[Figure record listings]

-- START --

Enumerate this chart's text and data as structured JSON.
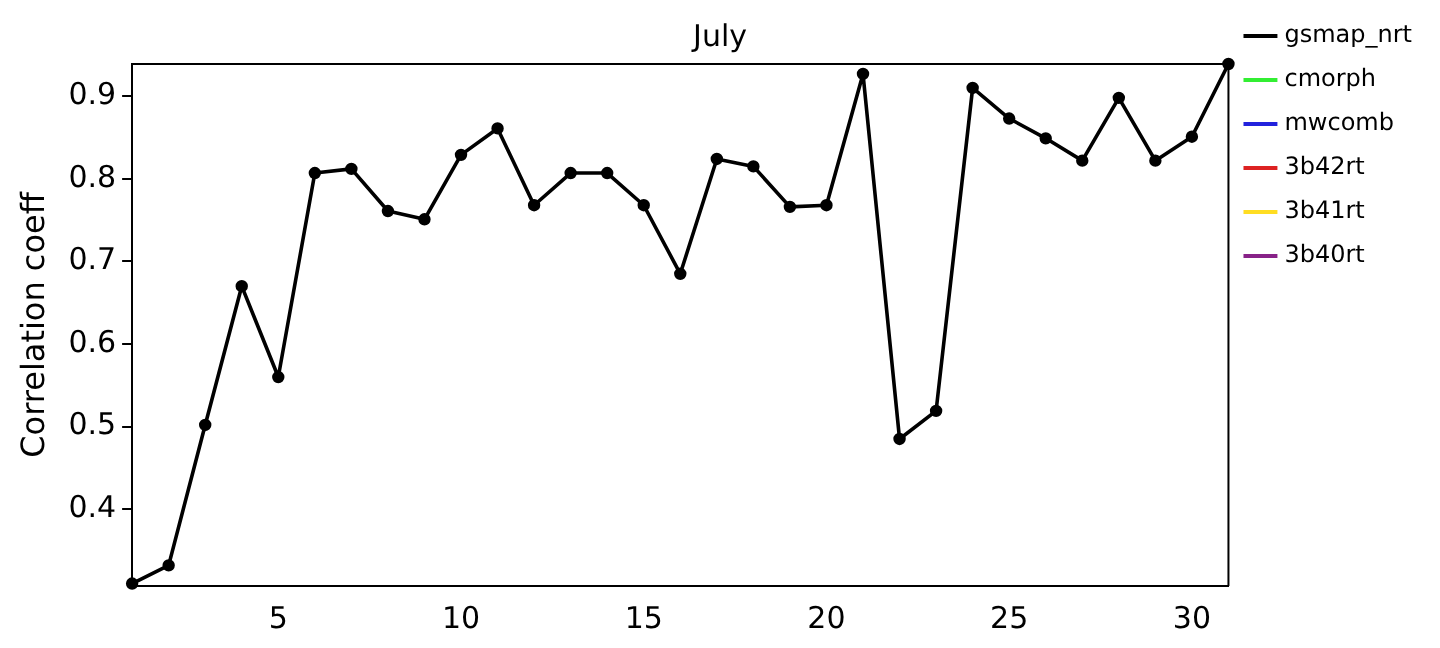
{
  "chart_data": {
    "type": "line",
    "title": "July",
    "ylabel": "Correlation coeff",
    "x": [
      1,
      2,
      3,
      4,
      5,
      6,
      7,
      8,
      9,
      10,
      11,
      12,
      13,
      14,
      15,
      16,
      17,
      18,
      19,
      20,
      21,
      22,
      23,
      24,
      25,
      26,
      27,
      28,
      29,
      30,
      31
    ],
    "series": [
      {
        "name": "gsmap_nrt",
        "color": "#000000",
        "values": [
          0.31,
          0.332,
          0.502,
          0.67,
          0.56,
          0.807,
          0.812,
          0.761,
          0.751,
          0.829,
          0.861,
          0.768,
          0.807,
          0.807,
          0.768,
          0.685,
          0.824,
          0.815,
          0.766,
          0.768,
          0.927,
          0.485,
          0.519,
          0.91,
          0.873,
          0.849,
          0.822,
          0.898,
          0.822,
          0.851,
          0.939
        ]
      },
      {
        "name": "cmorph",
        "color": "#33ee33",
        "values": [
          null,
          null,
          null,
          null,
          null,
          null,
          null,
          null,
          null,
          null,
          null,
          null,
          null,
          null,
          null,
          null,
          null,
          null,
          null,
          null,
          null,
          null,
          null,
          null,
          null,
          null,
          null,
          null,
          null,
          null,
          null
        ]
      },
      {
        "name": "mwcomb",
        "color": "#2222dd",
        "values": [
          null,
          null,
          null,
          null,
          null,
          null,
          null,
          null,
          null,
          null,
          null,
          null,
          null,
          null,
          null,
          null,
          null,
          null,
          null,
          null,
          null,
          null,
          null,
          null,
          null,
          null,
          null,
          null,
          null,
          null,
          null
        ]
      },
      {
        "name": "3b42rt",
        "color": "#dd2222",
        "values": [
          null,
          null,
          null,
          null,
          null,
          null,
          null,
          null,
          null,
          null,
          null,
          null,
          null,
          null,
          null,
          null,
          null,
          null,
          null,
          null,
          null,
          null,
          null,
          null,
          null,
          null,
          null,
          null,
          null,
          null,
          null
        ]
      },
      {
        "name": "3b41rt",
        "color": "#ffdd22",
        "values": [
          null,
          null,
          null,
          null,
          null,
          null,
          null,
          null,
          null,
          null,
          null,
          null,
          null,
          null,
          null,
          null,
          null,
          null,
          null,
          null,
          null,
          null,
          null,
          null,
          null,
          null,
          null,
          null,
          null,
          null,
          null
        ]
      },
      {
        "name": "3b40rt",
        "color": "#882288",
        "values": [
          null,
          null,
          null,
          null,
          null,
          null,
          null,
          null,
          null,
          null,
          null,
          null,
          null,
          null,
          null,
          null,
          null,
          null,
          null,
          null,
          null,
          null,
          null,
          null,
          null,
          null,
          null,
          null,
          null,
          null,
          null
        ]
      }
    ],
    "xlim": [
      1,
      31
    ],
    "xticks": [
      5,
      10,
      15,
      20,
      25,
      30
    ],
    "ylim": [
      0.307,
      0.939
    ],
    "yticks": [
      0.4,
      0.5,
      0.6,
      0.7,
      0.8,
      0.9
    ],
    "grid": false,
    "legend": "right",
    "marker": "circle",
    "line_style": "solid"
  }
}
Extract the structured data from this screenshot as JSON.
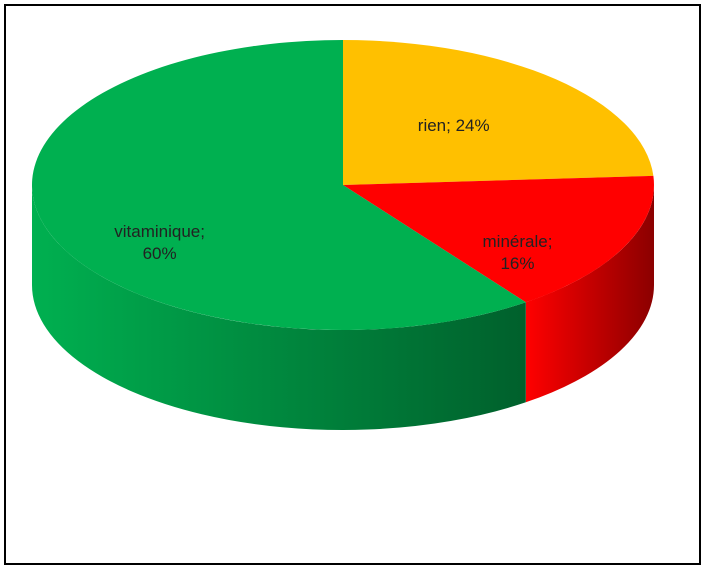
{
  "chart_data": {
    "type": "pie3d",
    "values": [
      24,
      16,
      60
    ],
    "value_labels": [
      "rien; 24%",
      "minérale; 16%",
      "vitaminique; 60%"
    ],
    "colors": [
      "#FFC000",
      "#FF0000",
      "#00B050"
    ],
    "side_colors": [
      "#B38600",
      "#8B0000",
      "#00602C"
    ]
  }
}
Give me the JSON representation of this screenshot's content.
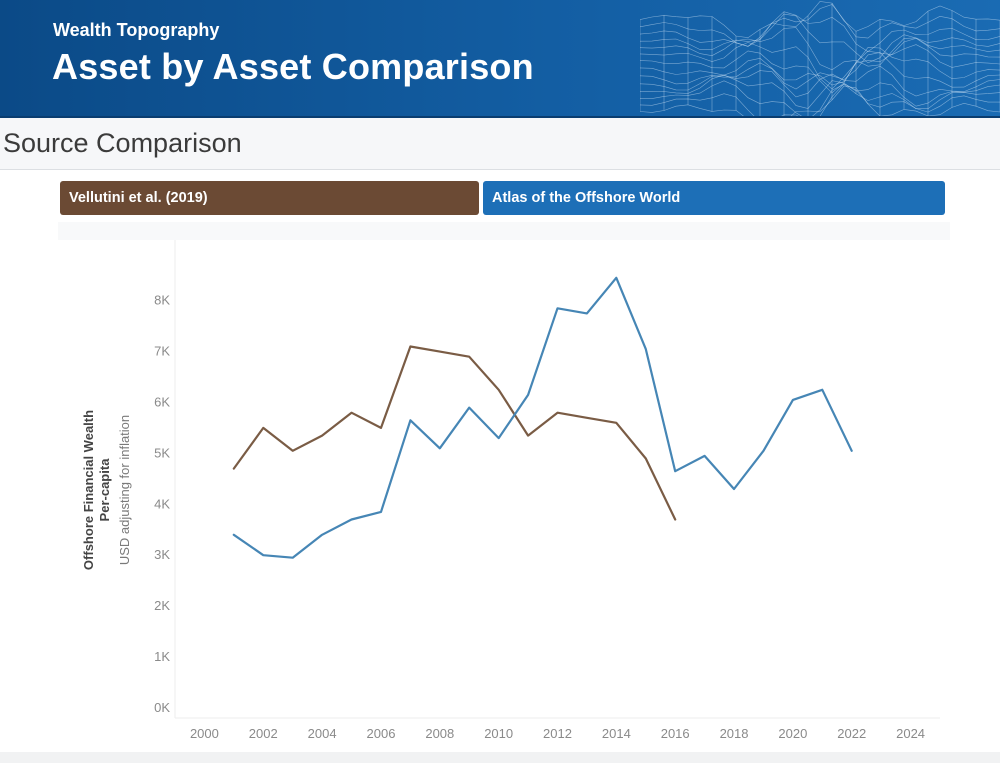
{
  "header": {
    "eyebrow": "Wealth Topography",
    "title": "Asset by Asset Comparison"
  },
  "section": {
    "title": "Source Comparison"
  },
  "tabs": [
    {
      "label": "Vellutini et al. (2019)",
      "color": "#6b4a34"
    },
    {
      "label": "Atlas of the Offshore World",
      "color": "#1d6fb7"
    }
  ],
  "chart_data": {
    "type": "line",
    "title": "",
    "ylabel": "Offshore Financial Wealth",
    "ylabel_line2": "Per-capita",
    "ylabel_sub": "USD adjusting for inflation",
    "xlabel": "",
    "xlim": [
      1999,
      2025
    ],
    "ylim": [
      -200,
      8800
    ],
    "x_ticks": [
      2000,
      2002,
      2004,
      2006,
      2008,
      2010,
      2012,
      2014,
      2016,
      2018,
      2020,
      2022,
      2024
    ],
    "y_ticks": [
      {
        "value": 0,
        "label": "0K"
      },
      {
        "value": 1000,
        "label": "1K"
      },
      {
        "value": 2000,
        "label": "2K"
      },
      {
        "value": 3000,
        "label": "3K"
      },
      {
        "value": 4000,
        "label": "4K"
      },
      {
        "value": 5000,
        "label": "5K"
      },
      {
        "value": 6000,
        "label": "6K"
      },
      {
        "value": 7000,
        "label": "7K"
      },
      {
        "value": 8000,
        "label": "8K"
      }
    ],
    "grid": false,
    "series": [
      {
        "name": "Vellutini et al. (2019)",
        "color": "#7a5c45",
        "x": [
          2001,
          2002,
          2003,
          2004,
          2005,
          2006,
          2007,
          2008,
          2009,
          2010,
          2011,
          2012,
          2013,
          2014,
          2015,
          2016
        ],
        "values": [
          4700,
          5500,
          5050,
          5350,
          5800,
          5500,
          7100,
          7000,
          6900,
          6250,
          5350,
          5800,
          5700,
          5600,
          4900,
          3700
        ]
      },
      {
        "name": "Atlas of the Offshore World",
        "color": "#4686b5",
        "x": [
          2001,
          2002,
          2003,
          2004,
          2005,
          2006,
          2007,
          2008,
          2009,
          2010,
          2011,
          2012,
          2013,
          2014,
          2015,
          2016,
          2017,
          2018,
          2019,
          2020,
          2021,
          2022
        ],
        "values": [
          3400,
          3000,
          2950,
          3400,
          3700,
          3850,
          5650,
          5100,
          5900,
          5300,
          6150,
          7850,
          7750,
          8450,
          7050,
          4650,
          4950,
          4300,
          5050,
          6050,
          6250,
          5050
        ]
      }
    ]
  }
}
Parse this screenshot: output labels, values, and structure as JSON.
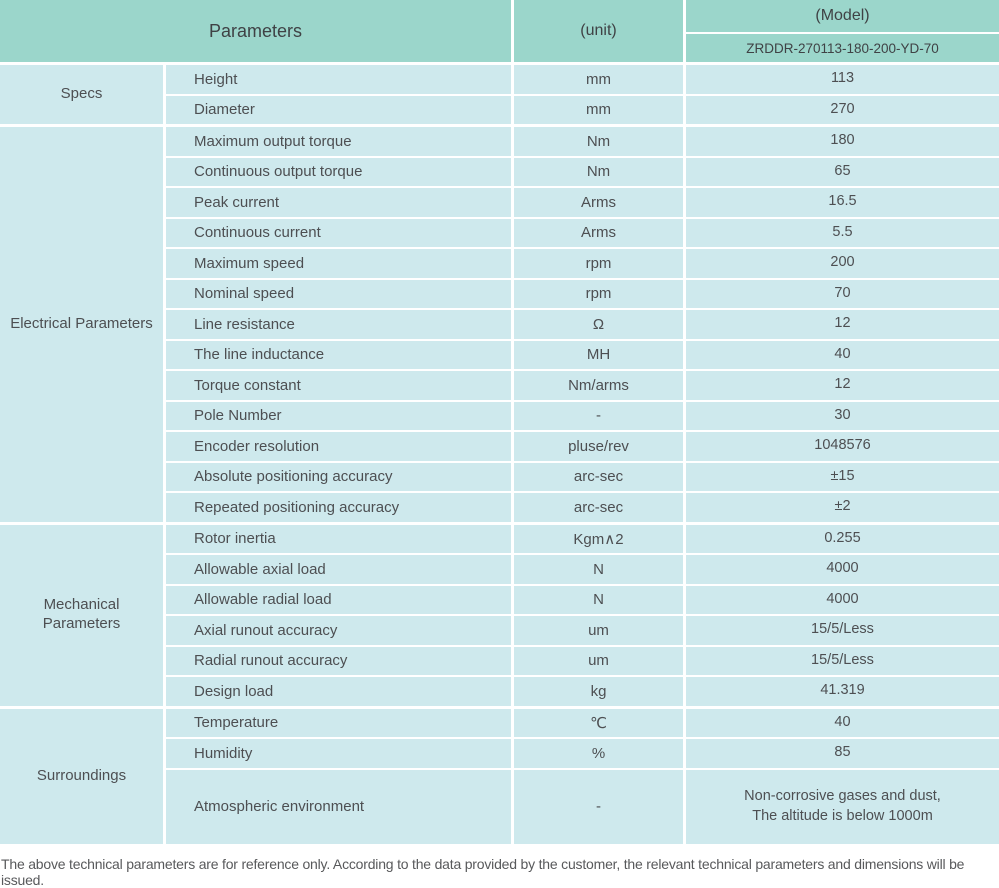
{
  "colors": {
    "header_bg": "#9bd6cb",
    "cell_bg": "#cee9ed",
    "text": "#4d4f52",
    "border": "#ffffff",
    "footer_text": "#58595b"
  },
  "header": {
    "parameters_label": "Parameters",
    "unit_label": "(unit)",
    "model_label": "(Model)",
    "model_code": "ZRDDR-270113-180-200-YD-70"
  },
  "sections": [
    {
      "label": "Specs",
      "rows": [
        {
          "parameter": "Height",
          "unit": "mm",
          "value": "113"
        },
        {
          "parameter": "Diameter",
          "unit": "mm",
          "value": "270"
        }
      ]
    },
    {
      "label": "Electrical Parameters",
      "rows": [
        {
          "parameter": "Maximum output torque",
          "unit": "Nm",
          "value": "180"
        },
        {
          "parameter": "Continuous output torque",
          "unit": "Nm",
          "value": "65"
        },
        {
          "parameter": "Peak current",
          "unit": "Arms",
          "value": "16.5"
        },
        {
          "parameter": "Continuous current",
          "unit": "Arms",
          "value": "5.5"
        },
        {
          "parameter": "Maximum speed",
          "unit": "rpm",
          "value": "200"
        },
        {
          "parameter": "Nominal speed",
          "unit": "rpm",
          "value": "70"
        },
        {
          "parameter": "Line resistance",
          "unit": "Ω",
          "value": "12"
        },
        {
          "parameter": "The line inductance",
          "unit": "MH",
          "value": "40"
        },
        {
          "parameter": "Torque constant",
          "unit": "Nm/arms",
          "value": "12"
        },
        {
          "parameter": "Pole Number",
          "unit": "-",
          "value": "30"
        },
        {
          "parameter": "Encoder resolution",
          "unit": "pluse/rev",
          "value": "1048576"
        },
        {
          "parameter": "Absolute positioning accuracy",
          "unit": "arc-sec",
          "value": "±15"
        },
        {
          "parameter": "Repeated positioning accuracy",
          "unit": "arc-sec",
          "value": "±2"
        }
      ]
    },
    {
      "label": "Mechanical Parameters",
      "rows": [
        {
          "parameter": "Rotor inertia",
          "unit": "Kgm∧2",
          "value": "0.255"
        },
        {
          "parameter": "Allowable axial load",
          "unit": "N",
          "value": "4000"
        },
        {
          "parameter": "Allowable radial load",
          "unit": "N",
          "value": "4000"
        },
        {
          "parameter": "Axial runout accuracy",
          "unit": "um",
          "value": "15/5/Less"
        },
        {
          "parameter": "Radial runout accuracy",
          "unit": "um",
          "value": "15/5/Less"
        },
        {
          "parameter": "Design load",
          "unit": "kg",
          "value": "41.319"
        }
      ]
    },
    {
      "label": "Surroundings",
      "rows": [
        {
          "parameter": "Temperature",
          "unit": "℃",
          "value": "40"
        },
        {
          "parameter": "Humidity",
          "unit": "%",
          "value": "85"
        },
        {
          "parameter": "Atmospheric environment",
          "unit": "-",
          "value": "Non-corrosive gases and dust,\nThe altitude is below 1000m",
          "tall": true
        }
      ]
    }
  ],
  "footer_note": "The above technical parameters are for reference only. According to the data provided by the customer, the relevant technical parameters and dimensions will be issued."
}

-- END --

- [What is required] Considering only the records above, state the number of lines that include the word "screenshot", with nothing added.

- [Task response] 3